▶ Problem statement:
Set out the lines of the material below as a JSON list of strings, one string per line, skipping any blank lines. Begin at the line containing "bullet list: Earth" and stop after the line containing "output each element", including both.

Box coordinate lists
= = = =

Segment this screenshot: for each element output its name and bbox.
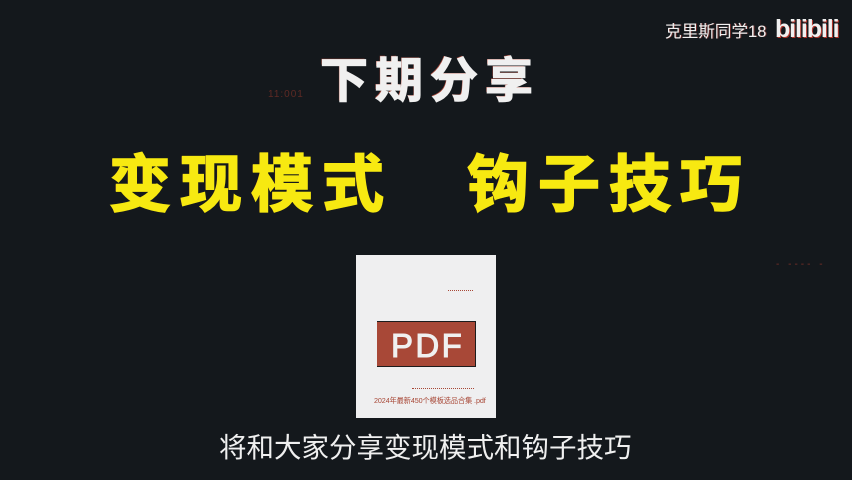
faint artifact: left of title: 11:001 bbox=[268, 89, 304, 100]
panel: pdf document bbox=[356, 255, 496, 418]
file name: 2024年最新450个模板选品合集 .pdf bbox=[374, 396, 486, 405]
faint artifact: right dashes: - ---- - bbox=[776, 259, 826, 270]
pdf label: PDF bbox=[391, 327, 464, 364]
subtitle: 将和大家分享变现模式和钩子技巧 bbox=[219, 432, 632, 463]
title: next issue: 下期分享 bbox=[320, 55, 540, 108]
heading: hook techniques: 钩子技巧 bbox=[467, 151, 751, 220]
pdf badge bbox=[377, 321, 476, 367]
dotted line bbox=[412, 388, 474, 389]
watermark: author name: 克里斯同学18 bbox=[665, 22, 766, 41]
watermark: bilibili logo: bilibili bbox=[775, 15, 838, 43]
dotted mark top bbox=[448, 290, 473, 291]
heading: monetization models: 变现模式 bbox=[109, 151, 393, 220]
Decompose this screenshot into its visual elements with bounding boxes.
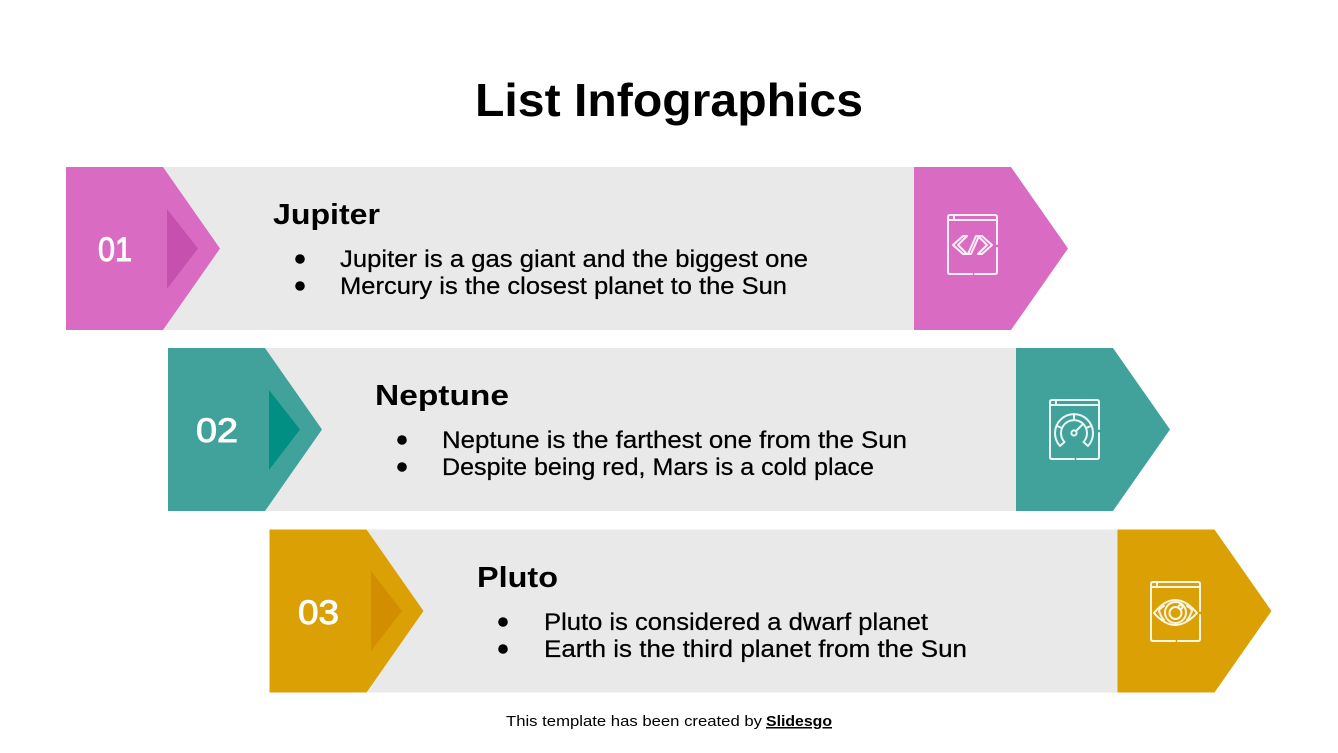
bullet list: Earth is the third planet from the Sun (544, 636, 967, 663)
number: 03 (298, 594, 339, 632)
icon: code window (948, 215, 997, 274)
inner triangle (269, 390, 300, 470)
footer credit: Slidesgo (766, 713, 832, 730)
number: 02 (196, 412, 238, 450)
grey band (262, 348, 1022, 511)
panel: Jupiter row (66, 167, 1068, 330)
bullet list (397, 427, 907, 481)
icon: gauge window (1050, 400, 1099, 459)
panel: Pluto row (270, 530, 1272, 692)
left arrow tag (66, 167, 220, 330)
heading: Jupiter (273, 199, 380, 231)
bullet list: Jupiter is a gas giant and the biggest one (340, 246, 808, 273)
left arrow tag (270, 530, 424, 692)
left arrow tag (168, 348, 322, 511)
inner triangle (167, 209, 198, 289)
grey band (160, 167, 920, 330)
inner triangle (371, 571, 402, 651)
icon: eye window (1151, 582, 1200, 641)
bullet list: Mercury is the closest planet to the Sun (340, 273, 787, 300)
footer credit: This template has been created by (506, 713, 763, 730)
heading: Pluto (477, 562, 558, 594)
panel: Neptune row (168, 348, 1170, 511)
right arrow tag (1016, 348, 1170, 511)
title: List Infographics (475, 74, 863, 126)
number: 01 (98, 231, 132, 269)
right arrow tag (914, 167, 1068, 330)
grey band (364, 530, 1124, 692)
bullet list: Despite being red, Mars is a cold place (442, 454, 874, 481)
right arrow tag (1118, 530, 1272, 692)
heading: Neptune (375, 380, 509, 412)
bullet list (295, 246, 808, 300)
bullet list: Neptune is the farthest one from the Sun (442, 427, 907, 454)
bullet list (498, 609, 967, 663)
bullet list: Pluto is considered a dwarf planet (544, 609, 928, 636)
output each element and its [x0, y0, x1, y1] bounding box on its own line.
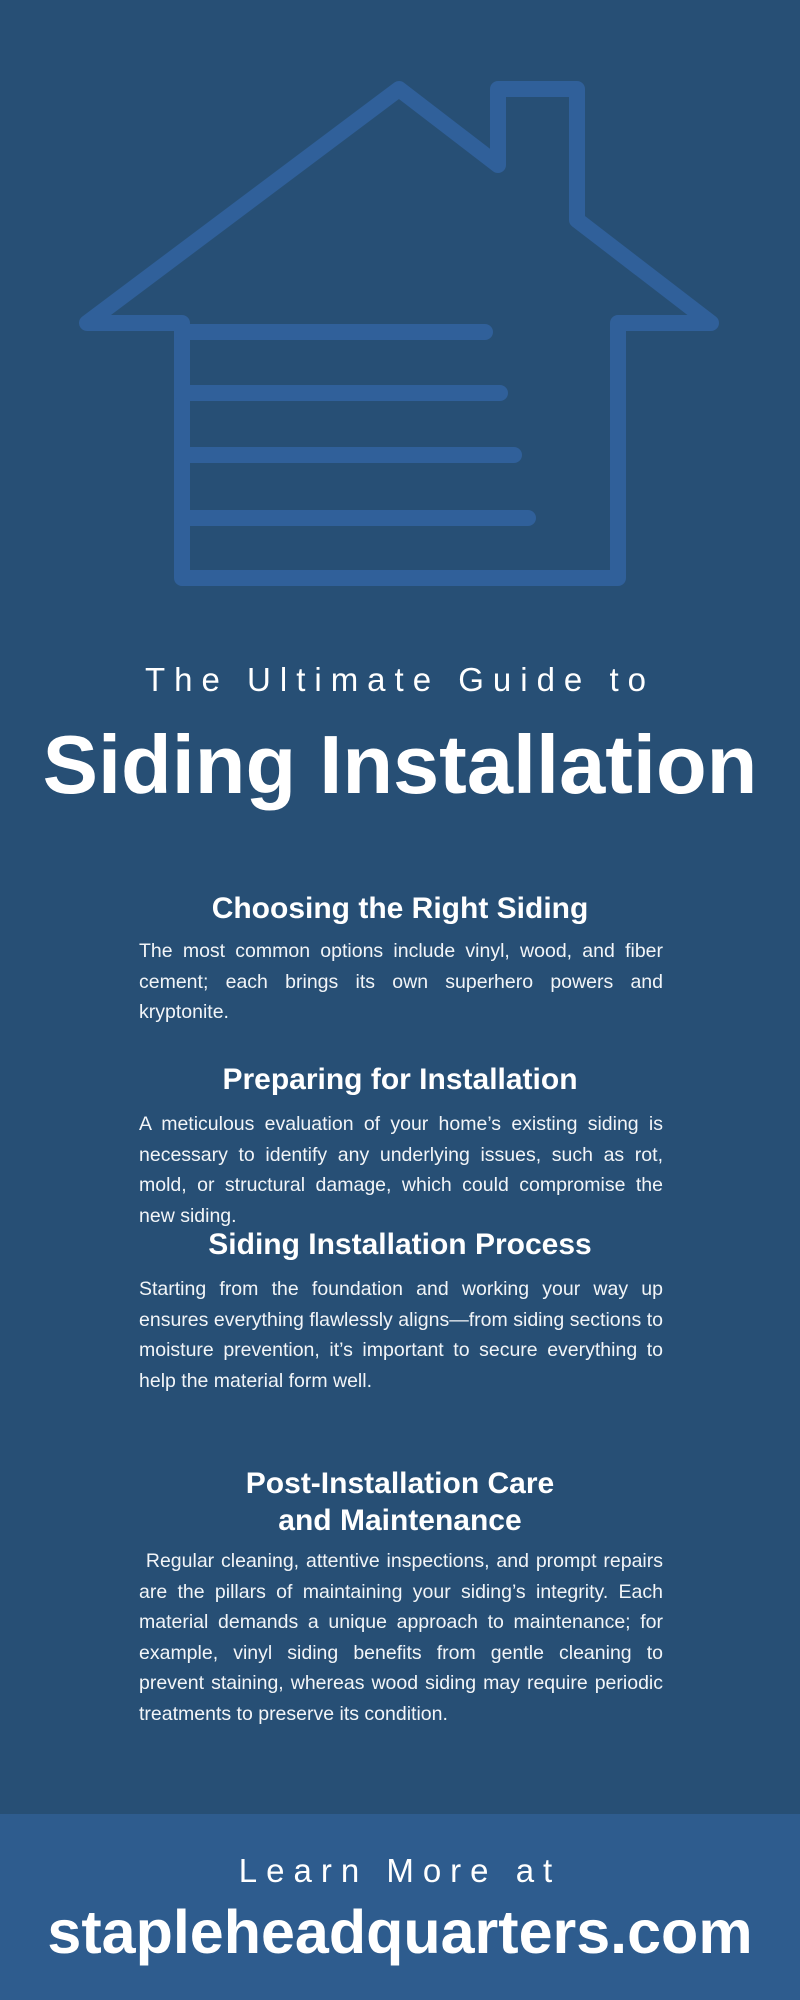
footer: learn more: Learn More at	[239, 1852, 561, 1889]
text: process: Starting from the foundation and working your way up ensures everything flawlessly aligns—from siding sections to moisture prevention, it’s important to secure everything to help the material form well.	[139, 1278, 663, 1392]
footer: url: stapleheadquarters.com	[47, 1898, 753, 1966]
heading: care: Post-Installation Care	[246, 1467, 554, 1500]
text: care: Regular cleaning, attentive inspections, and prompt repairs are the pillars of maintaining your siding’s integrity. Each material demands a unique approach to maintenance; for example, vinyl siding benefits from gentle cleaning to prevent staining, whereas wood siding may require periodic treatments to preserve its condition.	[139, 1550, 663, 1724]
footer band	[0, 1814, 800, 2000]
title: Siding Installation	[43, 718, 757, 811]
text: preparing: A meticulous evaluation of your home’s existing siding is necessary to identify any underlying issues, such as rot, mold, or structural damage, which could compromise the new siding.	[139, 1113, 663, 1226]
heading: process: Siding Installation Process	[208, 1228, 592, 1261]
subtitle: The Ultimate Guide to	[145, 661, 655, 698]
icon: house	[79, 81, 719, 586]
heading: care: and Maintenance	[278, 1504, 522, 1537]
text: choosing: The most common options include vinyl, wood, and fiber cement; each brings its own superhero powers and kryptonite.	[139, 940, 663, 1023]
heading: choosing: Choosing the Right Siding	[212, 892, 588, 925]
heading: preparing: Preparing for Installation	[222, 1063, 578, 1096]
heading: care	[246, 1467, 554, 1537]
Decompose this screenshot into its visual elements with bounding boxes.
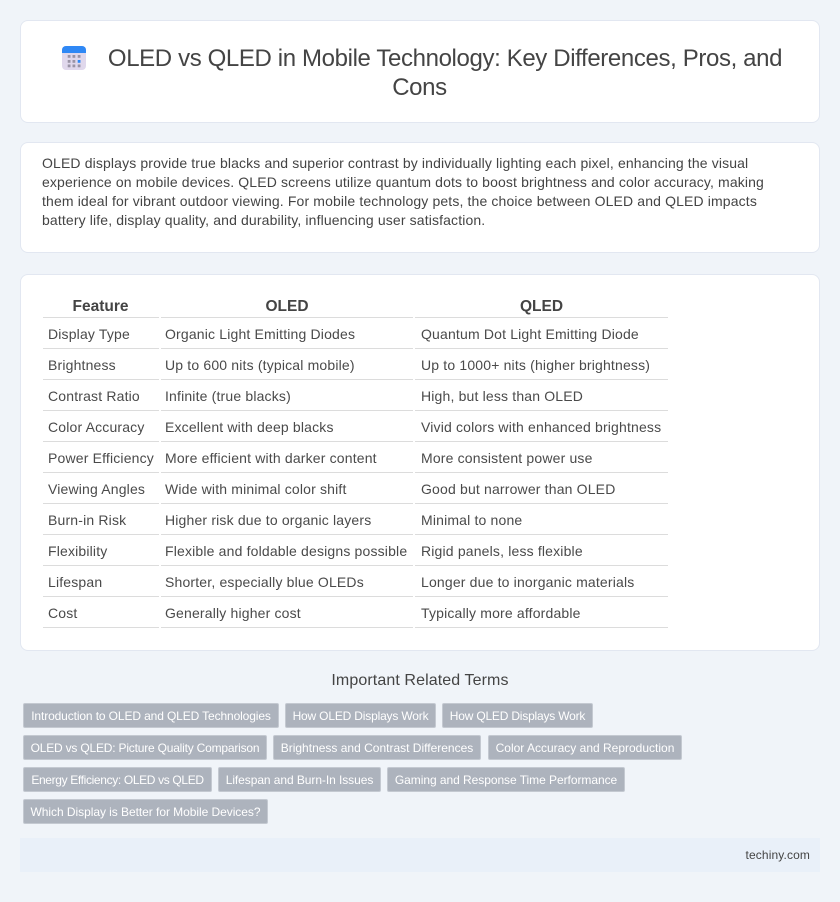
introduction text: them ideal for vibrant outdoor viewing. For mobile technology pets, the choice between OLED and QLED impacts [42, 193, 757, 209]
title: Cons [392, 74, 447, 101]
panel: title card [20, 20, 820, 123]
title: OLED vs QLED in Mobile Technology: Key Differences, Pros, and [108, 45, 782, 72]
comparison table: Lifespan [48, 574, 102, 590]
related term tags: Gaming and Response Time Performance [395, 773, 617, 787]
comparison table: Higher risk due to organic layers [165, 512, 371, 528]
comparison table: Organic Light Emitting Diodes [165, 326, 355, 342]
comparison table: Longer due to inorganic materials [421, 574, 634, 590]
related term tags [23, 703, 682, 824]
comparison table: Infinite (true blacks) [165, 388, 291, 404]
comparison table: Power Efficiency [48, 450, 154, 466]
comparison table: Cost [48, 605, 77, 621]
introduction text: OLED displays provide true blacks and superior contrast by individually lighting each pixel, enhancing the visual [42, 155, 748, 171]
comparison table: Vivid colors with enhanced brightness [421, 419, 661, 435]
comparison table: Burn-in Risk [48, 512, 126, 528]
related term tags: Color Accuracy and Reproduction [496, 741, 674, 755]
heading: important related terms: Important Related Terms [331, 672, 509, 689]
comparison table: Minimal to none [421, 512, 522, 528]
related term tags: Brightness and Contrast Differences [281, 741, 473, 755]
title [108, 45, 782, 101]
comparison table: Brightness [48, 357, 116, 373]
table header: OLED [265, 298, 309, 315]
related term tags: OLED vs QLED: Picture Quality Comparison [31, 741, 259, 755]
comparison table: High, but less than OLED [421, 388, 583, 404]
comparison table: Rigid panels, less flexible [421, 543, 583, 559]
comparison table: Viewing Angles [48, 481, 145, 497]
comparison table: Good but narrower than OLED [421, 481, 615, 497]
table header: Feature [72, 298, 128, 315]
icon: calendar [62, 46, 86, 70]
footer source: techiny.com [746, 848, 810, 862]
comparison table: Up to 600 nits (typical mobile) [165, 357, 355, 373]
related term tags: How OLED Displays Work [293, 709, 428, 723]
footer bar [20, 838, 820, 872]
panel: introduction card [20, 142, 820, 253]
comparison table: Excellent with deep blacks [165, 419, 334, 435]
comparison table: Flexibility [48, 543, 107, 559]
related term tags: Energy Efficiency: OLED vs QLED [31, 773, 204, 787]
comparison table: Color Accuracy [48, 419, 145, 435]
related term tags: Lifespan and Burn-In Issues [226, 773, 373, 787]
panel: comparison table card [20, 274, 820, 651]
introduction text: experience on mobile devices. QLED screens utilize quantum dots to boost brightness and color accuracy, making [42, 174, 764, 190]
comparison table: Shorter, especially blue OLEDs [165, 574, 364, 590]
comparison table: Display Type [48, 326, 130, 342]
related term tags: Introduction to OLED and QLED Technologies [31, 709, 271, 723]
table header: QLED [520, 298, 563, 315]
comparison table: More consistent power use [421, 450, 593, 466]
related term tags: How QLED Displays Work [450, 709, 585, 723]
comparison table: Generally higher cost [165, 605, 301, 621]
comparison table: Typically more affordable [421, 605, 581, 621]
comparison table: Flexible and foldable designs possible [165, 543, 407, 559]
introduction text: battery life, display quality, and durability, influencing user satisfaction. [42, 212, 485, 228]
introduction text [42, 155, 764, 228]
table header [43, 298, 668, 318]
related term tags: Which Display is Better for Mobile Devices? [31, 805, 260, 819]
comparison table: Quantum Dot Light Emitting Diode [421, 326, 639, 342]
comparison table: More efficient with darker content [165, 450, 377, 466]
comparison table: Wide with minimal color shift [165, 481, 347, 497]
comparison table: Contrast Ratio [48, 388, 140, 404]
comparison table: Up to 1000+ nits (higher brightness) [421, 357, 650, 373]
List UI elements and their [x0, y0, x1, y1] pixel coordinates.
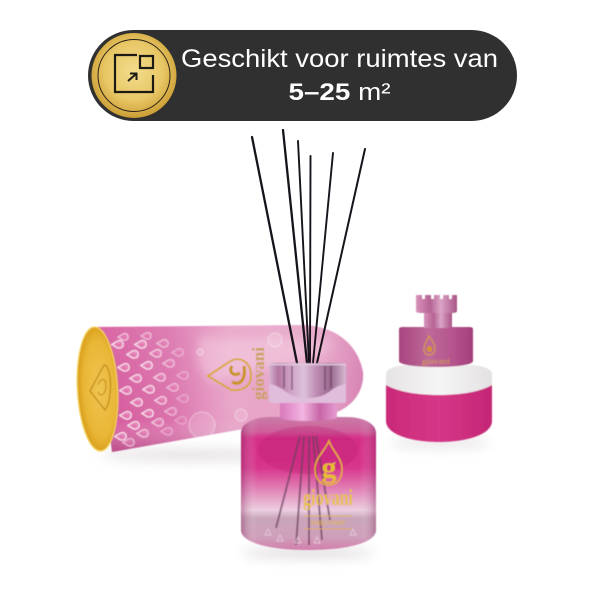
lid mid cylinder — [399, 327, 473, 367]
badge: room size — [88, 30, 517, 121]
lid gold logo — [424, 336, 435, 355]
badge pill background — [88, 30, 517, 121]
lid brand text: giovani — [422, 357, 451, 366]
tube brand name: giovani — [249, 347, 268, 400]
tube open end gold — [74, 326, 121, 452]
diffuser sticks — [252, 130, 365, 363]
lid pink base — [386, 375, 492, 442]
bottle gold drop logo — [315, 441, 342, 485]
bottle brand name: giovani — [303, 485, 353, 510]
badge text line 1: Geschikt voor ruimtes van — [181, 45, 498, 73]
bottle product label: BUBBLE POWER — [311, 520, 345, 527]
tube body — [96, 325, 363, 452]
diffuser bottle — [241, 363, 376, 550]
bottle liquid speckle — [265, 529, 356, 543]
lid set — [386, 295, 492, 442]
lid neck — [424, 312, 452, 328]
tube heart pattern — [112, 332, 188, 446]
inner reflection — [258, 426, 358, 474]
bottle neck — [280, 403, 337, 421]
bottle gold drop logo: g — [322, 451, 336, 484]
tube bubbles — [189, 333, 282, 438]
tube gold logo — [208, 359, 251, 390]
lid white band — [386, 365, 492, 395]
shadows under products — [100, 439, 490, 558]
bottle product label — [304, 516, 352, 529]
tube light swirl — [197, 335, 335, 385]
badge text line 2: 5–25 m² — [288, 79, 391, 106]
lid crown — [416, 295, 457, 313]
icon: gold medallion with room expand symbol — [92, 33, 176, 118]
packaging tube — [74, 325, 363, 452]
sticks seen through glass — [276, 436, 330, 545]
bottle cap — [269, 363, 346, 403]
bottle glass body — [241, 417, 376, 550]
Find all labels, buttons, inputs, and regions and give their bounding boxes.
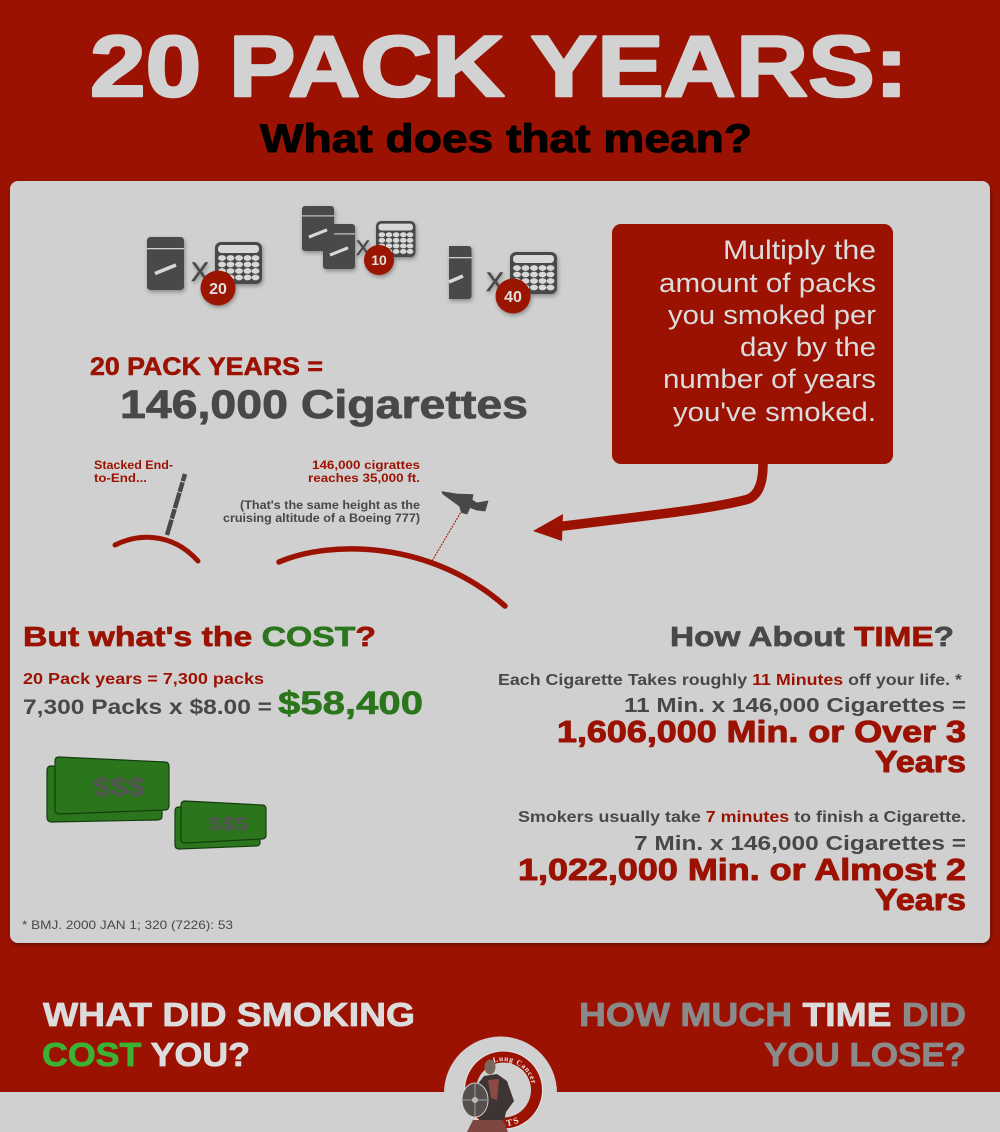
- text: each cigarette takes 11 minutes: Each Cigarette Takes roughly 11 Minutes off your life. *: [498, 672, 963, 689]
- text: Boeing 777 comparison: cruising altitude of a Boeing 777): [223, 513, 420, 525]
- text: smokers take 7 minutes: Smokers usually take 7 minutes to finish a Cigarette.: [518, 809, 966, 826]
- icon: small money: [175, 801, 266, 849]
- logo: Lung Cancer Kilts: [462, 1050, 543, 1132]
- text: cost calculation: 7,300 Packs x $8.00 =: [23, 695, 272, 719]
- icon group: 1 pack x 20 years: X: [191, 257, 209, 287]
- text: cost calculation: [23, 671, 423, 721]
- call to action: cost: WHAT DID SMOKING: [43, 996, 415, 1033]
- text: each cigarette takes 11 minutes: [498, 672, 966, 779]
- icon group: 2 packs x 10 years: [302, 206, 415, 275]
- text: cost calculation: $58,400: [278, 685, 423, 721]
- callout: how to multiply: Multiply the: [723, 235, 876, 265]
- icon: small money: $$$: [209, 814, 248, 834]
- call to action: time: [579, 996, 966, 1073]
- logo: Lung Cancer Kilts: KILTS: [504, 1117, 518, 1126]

= = = =

▶ Response for this exercise:
[
  "bullet list: Earth is the third planet from the Sun (544, 636, 967, 663)",
  "number: 03 (298, 594, 339, 632)",
  "icon: code window (948, 215, 997, 274)",
  "inner triangle (269, 390, 300, 470)",
  "footer credit: Slidesgo (766, 713, 832, 730)",
  "number: 02 (196, 412, 238, 450)",
  "grey band (262, 348, 1022, 511)",
  "panel: Jupiter row (66, 167, 1068, 330)",
  "bullet list (397, 427, 907, 481)",
  "icon: gauge window (1050, 400, 1099, 459)",
  "panel: Pluto row (270, 530, 1272, 692)",
  "left arrow tag (66, 167, 220, 330)",
  "heading: Jupiter (273, 199, 380, 231)",
  "bullet list: Jupiter is a gas giant and the biggest one (340, 246, 808, 273)",
  "left arrow tag (270, 530, 424, 692)",
  "left arrow tag (168, 348, 322, 511)",
  "inner triangle (167, 209, 198, 289)",
  "grey band (160, 167, 920, 330)",
  "inner triangle (371, 571, 402, 651)",
  "icon: eye window (1151, 582, 1200, 641)",
  "bullet list: Mercury is the closest planet to the Sun (340, 273, 787, 300)",
  "footer credit: This template has been created by (506, 713, 763, 730)",
  "heading: Pluto (477, 562, 558, 594)",
  "panel: Neptune row (168, 348, 1170, 511)",
  "right arrow tag (1016, 348, 1170, 511)",
  "title: List Infographics (475, 74, 863, 126)",
  "number: 01 (98, 231, 132, 269)",
  "right arrow tag (914, 167, 1068, 330)",
  "grey band (364, 530, 1124, 692)",
  "bullet list: Despite being red, Mars is a cold place (442, 454, 874, 481)",
  "right arrow tag (1118, 530, 1272, 692)",
  "heading: Neptune (375, 380, 509, 412)",
  "bullet list (295, 246, 808, 300)",
  "bullet list: Neptune is the farthest one from the Sun (442, 427, 907, 454)",
  "bullet list (498, 609, 967, 663)",
  "bullet list: Pluto is considered a dwarf planet (544, 609, 928, 636)",
  "output each element and its [x0, y0, x1, y1] bounding box on its own line."
]